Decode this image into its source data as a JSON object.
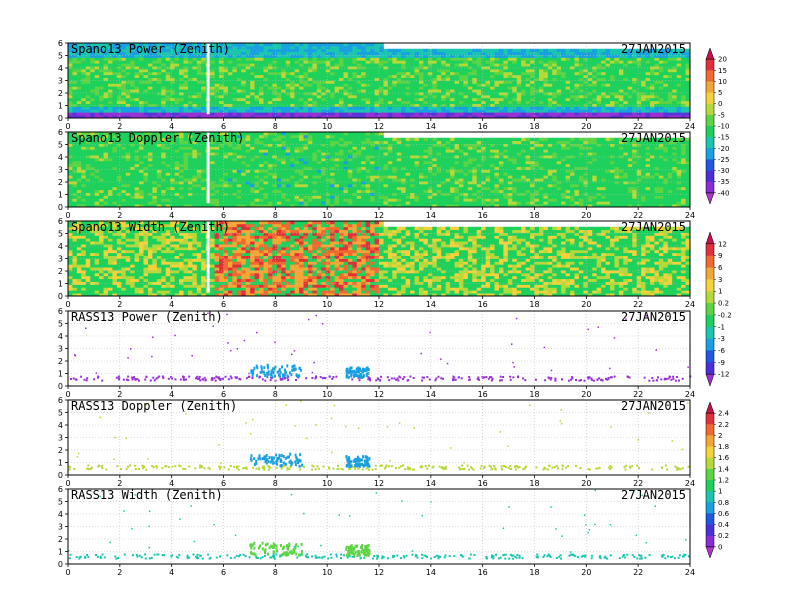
{
  "figure": {
    "date": "27JAN2015",
    "x_ticks": [
      "0",
      "2",
      "4",
      "6",
      "8",
      "10",
      "12",
      "14",
      "16",
      "18",
      "20",
      "22",
      "24"
    ],
    "y_ticks": [
      "0",
      "1",
      "2",
      "3",
      "4",
      "5",
      "6"
    ]
  },
  "chart_data": [
    {
      "type": "heatmap",
      "title": "Spano13 Power (Zenith)",
      "xlim": [
        0,
        24
      ],
      "ylim": [
        0,
        6
      ],
      "grid": true,
      "colorbar": "power"
    },
    {
      "type": "heatmap",
      "title": "Spano13 Doppler (Zenith)",
      "xlim": [
        0,
        24
      ],
      "ylim": [
        0,
        6
      ],
      "grid": true,
      "colorbar": "power"
    },
    {
      "type": "heatmap",
      "title": "Spano13 Width (Zenith)",
      "xlim": [
        0,
        24
      ],
      "ylim": [
        0,
        6
      ],
      "grid": true,
      "colorbar": "width"
    },
    {
      "type": "scatter",
      "title": "RASS13 Power (Zenith)",
      "xlim": [
        0,
        24
      ],
      "ylim": [
        0,
        6
      ],
      "grid": true,
      "colorbar": "width"
    },
    {
      "type": "scatter",
      "title": "RASS13 Doppler (Zenith)",
      "xlim": [
        0,
        24
      ],
      "ylim": [
        0,
        6
      ],
      "grid": true,
      "colorbar": "rass"
    },
    {
      "type": "scatter",
      "title": "RASS13 Width (Zenith)",
      "xlim": [
        0,
        24
      ],
      "ylim": [
        0,
        6
      ],
      "grid": true,
      "colorbar": "rass"
    }
  ],
  "colorbars": {
    "power": {
      "labels": [
        "20",
        "15",
        "10",
        "5",
        "0",
        "-5",
        "-10",
        "-15",
        "-20",
        "-25",
        "-30",
        "-35",
        "-40"
      ],
      "colors": [
        "#c8104a",
        "#e0303c",
        "#ee6a30",
        "#f4a636",
        "#f5d23c",
        "#b6d838",
        "#5cd444",
        "#1ed05c",
        "#1ac6b0",
        "#18a0e0",
        "#2058e0",
        "#4a30d8",
        "#8a2cd8",
        "#b034cc"
      ]
    },
    "width": {
      "labels": [
        "12",
        "9",
        "6",
        "3",
        "1",
        "0.2",
        "-0.2",
        "-1",
        "-3",
        "-6",
        "-9",
        "-12"
      ],
      "colors": [
        "#c8104a",
        "#e0303c",
        "#ee6a30",
        "#f4a636",
        "#f5d23c",
        "#b6d838",
        "#5cd444",
        "#1ed05c",
        "#1ac6b0",
        "#18a0e0",
        "#2058e0",
        "#4a30d8",
        "#9a30d4"
      ]
    },
    "rass": {
      "labels": [
        "2.4",
        "2.2",
        "2",
        "1.8",
        "1.6",
        "1.4",
        "1.2",
        "1",
        "0.8",
        "0.6",
        "0.4",
        "0.2",
        "0"
      ],
      "colors": [
        "#c8104a",
        "#e0303c",
        "#ee6a30",
        "#f4a636",
        "#f5d23c",
        "#b6d838",
        "#5cd444",
        "#1ed05c",
        "#1ac6b0",
        "#18a0e0",
        "#2058e0",
        "#4a30d8",
        "#8a2cd8",
        "#b034cc"
      ]
    }
  }
}
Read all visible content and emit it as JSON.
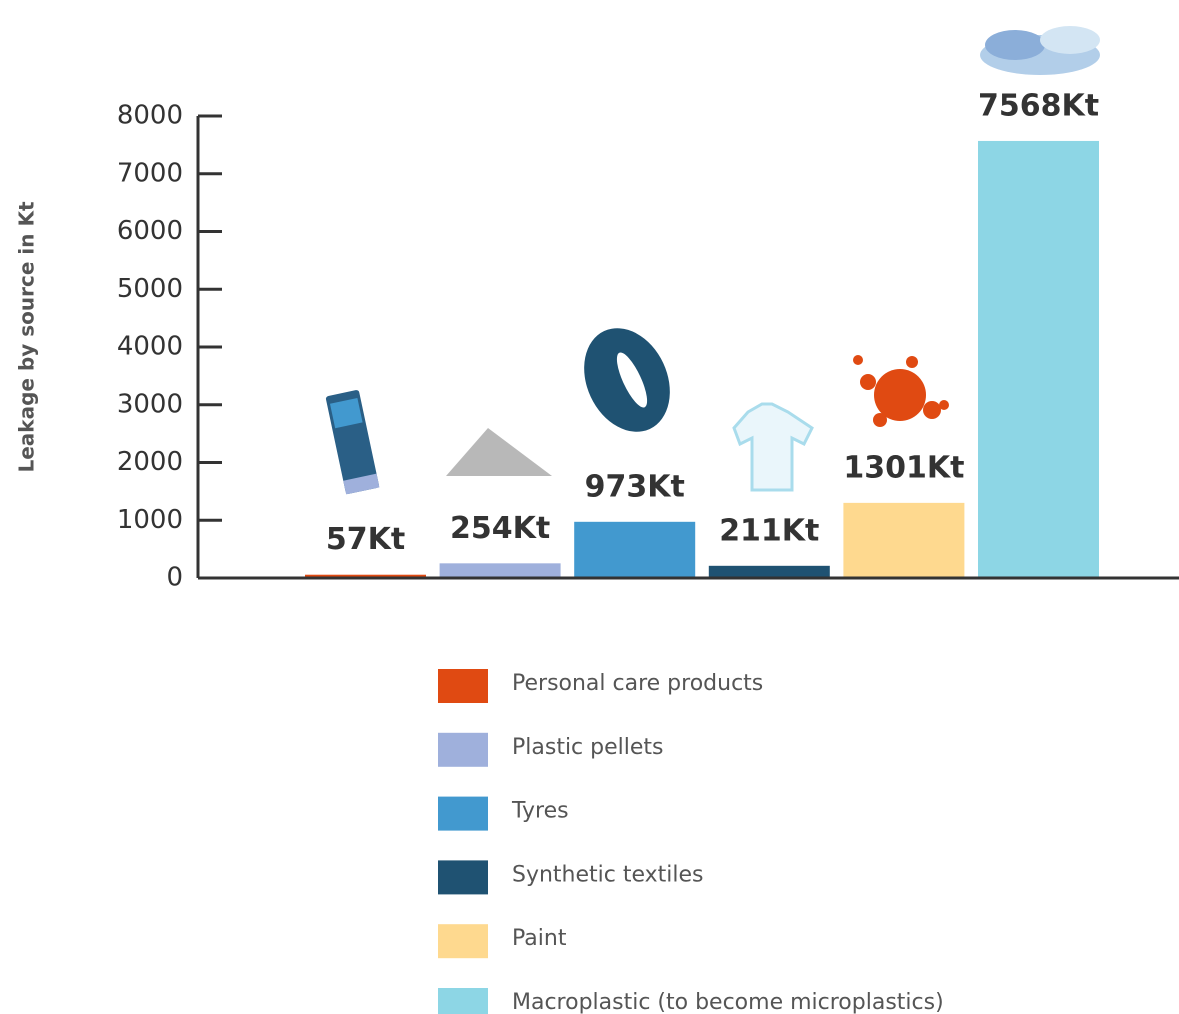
{
  "chart_data": {
    "type": "bar",
    "ylabel": "Leakage by source in Kt",
    "categories": [
      "Personal care products",
      "Plastic pellets",
      "Tyres",
      "Synthetic textiles",
      "Paint",
      "Macroplastic (to become microplastics)"
    ],
    "values": [
      57,
      254,
      973,
      211,
      1301,
      7568
    ],
    "value_labels": [
      "57Kt",
      "254Kt",
      "973Kt",
      "211Kt",
      "1301Kt",
      "7568Kt"
    ],
    "colors": [
      "#e04a12",
      "#9fb0dc",
      "#4299cf",
      "#1f5272",
      "#fed98f",
      "#8dd6e5"
    ],
    "ylim": [
      0,
      8000
    ],
    "yticks": [
      0,
      1000,
      2000,
      3000,
      4000,
      5000,
      6000,
      7000,
      8000
    ]
  }
}
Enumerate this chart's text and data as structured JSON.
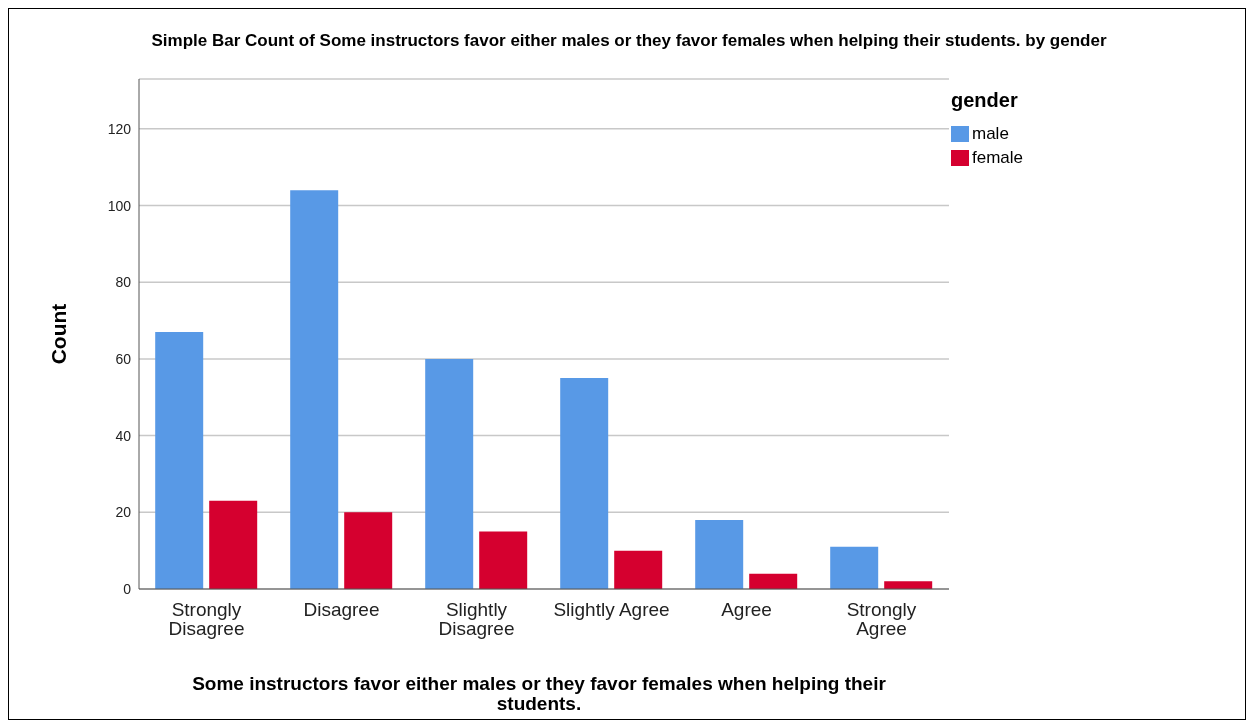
{
  "chart_data": {
    "type": "bar",
    "title": "Simple Bar Count of Some instructors favor either males or they favor females when helping their students. by gender",
    "xlabel": "Some instructors favor either males or they favor females when helping their students.",
    "ylabel": "Count",
    "legend_title": "gender",
    "categories": [
      "Strongly Disagree",
      "Disagree",
      "Slightly Disagree",
      "Slightly Agree",
      "Agree",
      "Strongly Agree"
    ],
    "series": [
      {
        "name": "male",
        "color": "#5899e6",
        "values": [
          67,
          104,
          60,
          55,
          18,
          11
        ]
      },
      {
        "name": "female",
        "color": "#d5002f",
        "values": [
          23,
          20,
          15,
          10,
          4,
          2
        ]
      }
    ],
    "ylim": [
      0,
      133
    ],
    "yticks": [
      0,
      20,
      40,
      60,
      80,
      100,
      120
    ],
    "grid": "y",
    "legend": "top right"
  }
}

□ □ □ □ □ □ □

TASK OBJECTIVE: Will you restate every entry word for word and omit the images?

EXERCISE SOLUTION:
Decode this image into its source data as a JSON object.
{
  "figure": {
    "date": "27JAN2015",
    "x_ticks": [
      "0",
      "2",
      "4",
      "6",
      "8",
      "10",
      "12",
      "14",
      "16",
      "18",
      "20",
      "22",
      "24"
    ],
    "y_ticks": [
      "0",
      "1",
      "2",
      "3",
      "4",
      "5",
      "6"
    ]
  },
  "chart_data": [
    {
      "type": "heatmap",
      "title": "Spano13 Power (Zenith)",
      "xlim": [
        0,
        24
      ],
      "ylim": [
        0,
        6
      ],
      "grid": true,
      "colorbar": "power"
    },
    {
      "type": "heatmap",
      "title": "Spano13 Doppler (Zenith)",
      "xlim": [
        0,
        24
      ],
      "ylim": [
        0,
        6
      ],
      "grid": true,
      "colorbar": "power"
    },
    {
      "type": "heatmap",
      "title": "Spano13 Width (Zenith)",
      "xlim": [
        0,
        24
      ],
      "ylim": [
        0,
        6
      ],
      "grid": true,
      "colorbar": "width"
    },
    {
      "type": "scatter",
      "title": "RASS13 Power (Zenith)",
      "xlim": [
        0,
        24
      ],
      "ylim": [
        0,
        6
      ],
      "grid": true,
      "colorbar": "width"
    },
    {
      "type": "scatter",
      "title": "RASS13 Doppler (Zenith)",
      "xlim": [
        0,
        24
      ],
      "ylim": [
        0,
        6
      ],
      "grid": true,
      "colorbar": "rass"
    },
    {
      "type": "scatter",
      "title": "RASS13 Width (Zenith)",
      "xlim": [
        0,
        24
      ],
      "ylim": [
        0,
        6
      ],
      "grid": true,
      "colorbar": "rass"
    }
  ],
  "colorbars": {
    "power": {
      "labels": [
        "20",
        "15",
        "10",
        "5",
        "0",
        "-5",
        "-10",
        "-15",
        "-20",
        "-25",
        "-30",
        "-35",
        "-40"
      ],
      "colors": [
        "#c8104a",
        "#e0303c",
        "#ee6a30",
        "#f4a636",
        "#f5d23c",
        "#b6d838",
        "#5cd444",
        "#1ed05c",
        "#1ac6b0",
        "#18a0e0",
        "#2058e0",
        "#4a30d8",
        "#8a2cd8",
        "#b034cc"
      ]
    },
    "width": {
      "labels": [
        "12",
        "9",
        "6",
        "3",
        "1",
        "0.2",
        "-0.2",
        "-1",
        "-3",
        "-6",
        "-9",
        "-12"
      ],
      "colors": [
        "#c8104a",
        "#e0303c",
        "#ee6a30",
        "#f4a636",
        "#f5d23c",
        "#b6d838",
        "#5cd444",
        "#1ed05c",
        "#1ac6b0",
        "#18a0e0",
        "#2058e0",
        "#4a30d8",
        "#9a30d4"
      ]
    },
    "rass": {
      "labels": [
        "2.4",
        "2.2",
        "2",
        "1.8",
        "1.6",
        "1.4",
        "1.2",
        "1",
        "0.8",
        "0.6",
        "0.4",
        "0.2",
        "0"
      ],
      "colors": [
        "#c8104a",
        "#e0303c",
        "#ee6a30",
        "#f4a636",
        "#f5d23c",
        "#b6d838",
        "#5cd444",
        "#1ed05c",
        "#1ac6b0",
        "#18a0e0",
        "#2058e0",
        "#4a30d8",
        "#8a2cd8",
        "#b034cc"
      ]
    }
  }
}
Read all visible content and emit it as JSON.
{
  "chart_data": {
    "type": "bar",
    "ylabel": "Leakage by source in Kt",
    "categories": [
      "Personal care products",
      "Plastic pellets",
      "Tyres",
      "Synthetic textiles",
      "Paint",
      "Macroplastic (to become microplastics)"
    ],
    "values": [
      57,
      254,
      973,
      211,
      1301,
      7568
    ],
    "value_labels": [
      "57Kt",
      "254Kt",
      "973Kt",
      "211Kt",
      "1301Kt",
      "7568Kt"
    ],
    "colors": [
      "#e04a12",
      "#9fb0dc",
      "#4299cf",
      "#1f5272",
      "#fed98f",
      "#8dd6e5"
    ],
    "ylim": [
      0,
      8000
    ],
    "yticks": [
      0,
      1000,
      2000,
      3000,
      4000,
      5000,
      6000,
      7000,
      8000
    ]
  }
}
Enumerate this chart's text and data as structured JSON.
{
  "chart_data": {
    "type": "bar",
    "title": "Simple Bar Count of Some instructors favor either males or they favor females when helping their students. by gender",
    "xlabel": "Some instructors favor either males or they favor females when helping their students.",
    "ylabel": "Count",
    "legend_title": "gender",
    "categories": [
      "Strongly Disagree",
      "Disagree",
      "Slightly Disagree",
      "Slightly Agree",
      "Agree",
      "Strongly Agree"
    ],
    "series": [
      {
        "name": "male",
        "color": "#5899e6",
        "values": [
          67,
          104,
          60,
          55,
          18,
          11
        ]
      },
      {
        "name": "female",
        "color": "#d5002f",
        "values": [
          23,
          20,
          15,
          10,
          4,
          2
        ]
      }
    ],
    "ylim": [
      0,
      133
    ],
    "yticks": [
      0,
      20,
      40,
      60,
      80,
      100,
      120
    ],
    "grid": "y",
    "legend": "top right"
  }
}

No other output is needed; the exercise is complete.